-- Start Recorded data --

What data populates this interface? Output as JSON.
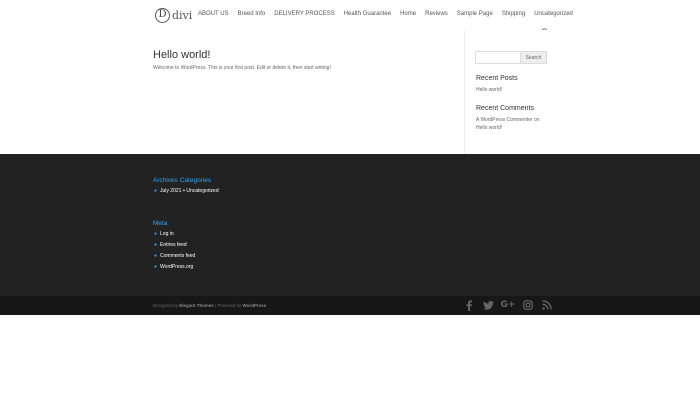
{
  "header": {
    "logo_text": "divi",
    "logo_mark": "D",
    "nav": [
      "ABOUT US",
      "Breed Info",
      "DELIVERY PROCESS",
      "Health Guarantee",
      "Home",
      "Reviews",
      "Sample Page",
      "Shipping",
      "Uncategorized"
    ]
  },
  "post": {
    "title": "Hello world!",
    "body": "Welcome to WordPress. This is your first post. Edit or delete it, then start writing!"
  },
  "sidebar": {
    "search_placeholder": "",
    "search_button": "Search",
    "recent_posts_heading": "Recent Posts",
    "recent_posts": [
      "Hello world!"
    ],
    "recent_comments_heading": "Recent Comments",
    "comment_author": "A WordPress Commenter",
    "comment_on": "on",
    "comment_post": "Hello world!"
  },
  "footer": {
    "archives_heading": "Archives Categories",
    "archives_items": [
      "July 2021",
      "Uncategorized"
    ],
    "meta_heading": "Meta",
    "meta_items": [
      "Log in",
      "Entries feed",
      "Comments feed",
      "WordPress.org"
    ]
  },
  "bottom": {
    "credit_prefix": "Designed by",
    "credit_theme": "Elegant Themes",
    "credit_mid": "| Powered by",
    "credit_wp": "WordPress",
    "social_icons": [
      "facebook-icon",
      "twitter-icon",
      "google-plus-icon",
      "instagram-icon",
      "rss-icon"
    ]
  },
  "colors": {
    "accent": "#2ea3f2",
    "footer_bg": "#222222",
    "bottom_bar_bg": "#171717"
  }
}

-- End Recorded data --

What you should do:
Pictures are to be left out; repeat all the remaining data exactly.

Solution for this problem:
What data populates this interface? Output as JSON.
{
  "header": {
    "logo_text": "divi",
    "logo_mark": "D",
    "nav": [
      "ABOUT US",
      "Breed Info",
      "DELIVERY PROCESS",
      "Health Guarantee",
      "Home",
      "Reviews",
      "Sample Page",
      "Shipping",
      "Uncategorized"
    ]
  },
  "post": {
    "title": "Hello world!",
    "body": "Welcome to WordPress. This is your first post. Edit or delete it, then start writing!"
  },
  "sidebar": {
    "search_placeholder": "",
    "search_button": "Search",
    "recent_posts_heading": "Recent Posts",
    "recent_posts": [
      "Hello world!"
    ],
    "recent_comments_heading": "Recent Comments",
    "comment_author": "A WordPress Commenter",
    "comment_on": "on",
    "comment_post": "Hello world!"
  },
  "footer": {
    "archives_heading": "Archives Categories",
    "archives_items": [
      "July 2021",
      "Uncategorized"
    ],
    "meta_heading": "Meta",
    "meta_items": [
      "Log in",
      "Entries feed",
      "Comments feed",
      "WordPress.org"
    ]
  },
  "bottom": {
    "credit_prefix": "Designed by",
    "credit_theme": "Elegant Themes",
    "credit_mid": "| Powered by",
    "credit_wp": "WordPress",
    "social_icons": [
      "facebook-icon",
      "twitter-icon",
      "google-plus-icon",
      "instagram-icon",
      "rss-icon"
    ]
  },
  "colors": {
    "accent": "#2ea3f2",
    "footer_bg": "#222222",
    "bottom_bar_bg": "#171717"
  }
}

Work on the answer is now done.